■ GIVEN EXERCISE
Check every line of the entries below for the word "Number", and copy the ones that have it.

### LISTING ###

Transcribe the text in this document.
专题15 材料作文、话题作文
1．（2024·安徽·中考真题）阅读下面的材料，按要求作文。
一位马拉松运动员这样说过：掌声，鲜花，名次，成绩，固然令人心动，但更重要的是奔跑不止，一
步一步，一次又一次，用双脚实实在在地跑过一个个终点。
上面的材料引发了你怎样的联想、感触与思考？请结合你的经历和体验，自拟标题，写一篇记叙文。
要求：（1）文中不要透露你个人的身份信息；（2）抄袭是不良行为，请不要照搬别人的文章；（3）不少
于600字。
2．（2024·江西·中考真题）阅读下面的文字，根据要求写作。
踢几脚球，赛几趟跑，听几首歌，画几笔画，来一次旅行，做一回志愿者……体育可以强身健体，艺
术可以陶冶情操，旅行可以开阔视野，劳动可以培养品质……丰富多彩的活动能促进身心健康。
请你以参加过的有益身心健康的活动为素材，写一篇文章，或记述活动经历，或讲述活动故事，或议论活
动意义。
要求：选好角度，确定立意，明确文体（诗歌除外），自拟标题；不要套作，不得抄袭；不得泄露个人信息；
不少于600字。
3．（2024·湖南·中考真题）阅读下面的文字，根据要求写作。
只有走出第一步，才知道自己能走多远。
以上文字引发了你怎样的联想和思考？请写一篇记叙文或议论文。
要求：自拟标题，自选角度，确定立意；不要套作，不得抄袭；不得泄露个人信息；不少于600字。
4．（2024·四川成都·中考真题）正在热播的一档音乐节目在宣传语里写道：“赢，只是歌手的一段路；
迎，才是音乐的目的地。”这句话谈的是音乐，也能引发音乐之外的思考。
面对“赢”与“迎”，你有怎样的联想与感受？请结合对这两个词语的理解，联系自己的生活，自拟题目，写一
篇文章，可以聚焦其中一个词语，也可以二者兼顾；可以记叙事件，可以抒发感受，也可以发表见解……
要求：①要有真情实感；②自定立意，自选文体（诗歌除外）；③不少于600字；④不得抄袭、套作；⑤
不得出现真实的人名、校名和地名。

###
### LISTING ###

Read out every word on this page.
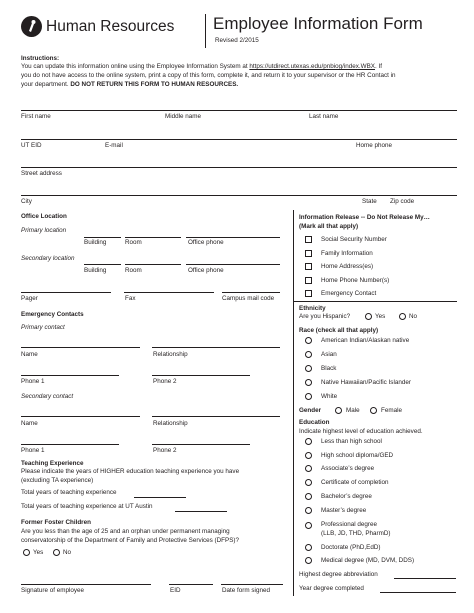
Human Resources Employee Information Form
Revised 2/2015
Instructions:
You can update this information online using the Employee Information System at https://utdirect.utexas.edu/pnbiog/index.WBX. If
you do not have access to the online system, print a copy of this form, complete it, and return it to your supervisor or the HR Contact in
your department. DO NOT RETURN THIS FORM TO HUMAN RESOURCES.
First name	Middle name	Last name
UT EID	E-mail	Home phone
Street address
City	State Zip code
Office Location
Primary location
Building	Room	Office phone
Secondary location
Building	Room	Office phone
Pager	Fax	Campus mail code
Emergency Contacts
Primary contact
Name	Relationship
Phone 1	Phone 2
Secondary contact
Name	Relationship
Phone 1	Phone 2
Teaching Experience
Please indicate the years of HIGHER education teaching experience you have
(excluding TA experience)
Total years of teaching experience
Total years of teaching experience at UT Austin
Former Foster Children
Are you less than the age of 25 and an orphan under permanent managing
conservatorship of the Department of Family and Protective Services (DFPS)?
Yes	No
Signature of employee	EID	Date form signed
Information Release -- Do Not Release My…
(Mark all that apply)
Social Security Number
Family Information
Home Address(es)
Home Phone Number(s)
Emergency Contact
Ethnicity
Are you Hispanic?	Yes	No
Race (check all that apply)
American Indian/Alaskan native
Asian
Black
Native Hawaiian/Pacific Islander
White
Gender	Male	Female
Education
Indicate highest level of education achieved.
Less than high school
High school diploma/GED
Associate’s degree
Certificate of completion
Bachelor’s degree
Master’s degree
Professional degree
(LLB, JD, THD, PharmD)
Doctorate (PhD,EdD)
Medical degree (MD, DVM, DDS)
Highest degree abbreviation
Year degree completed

###

■ TASK RESULT
Social Security Number
Home Phone Number(s)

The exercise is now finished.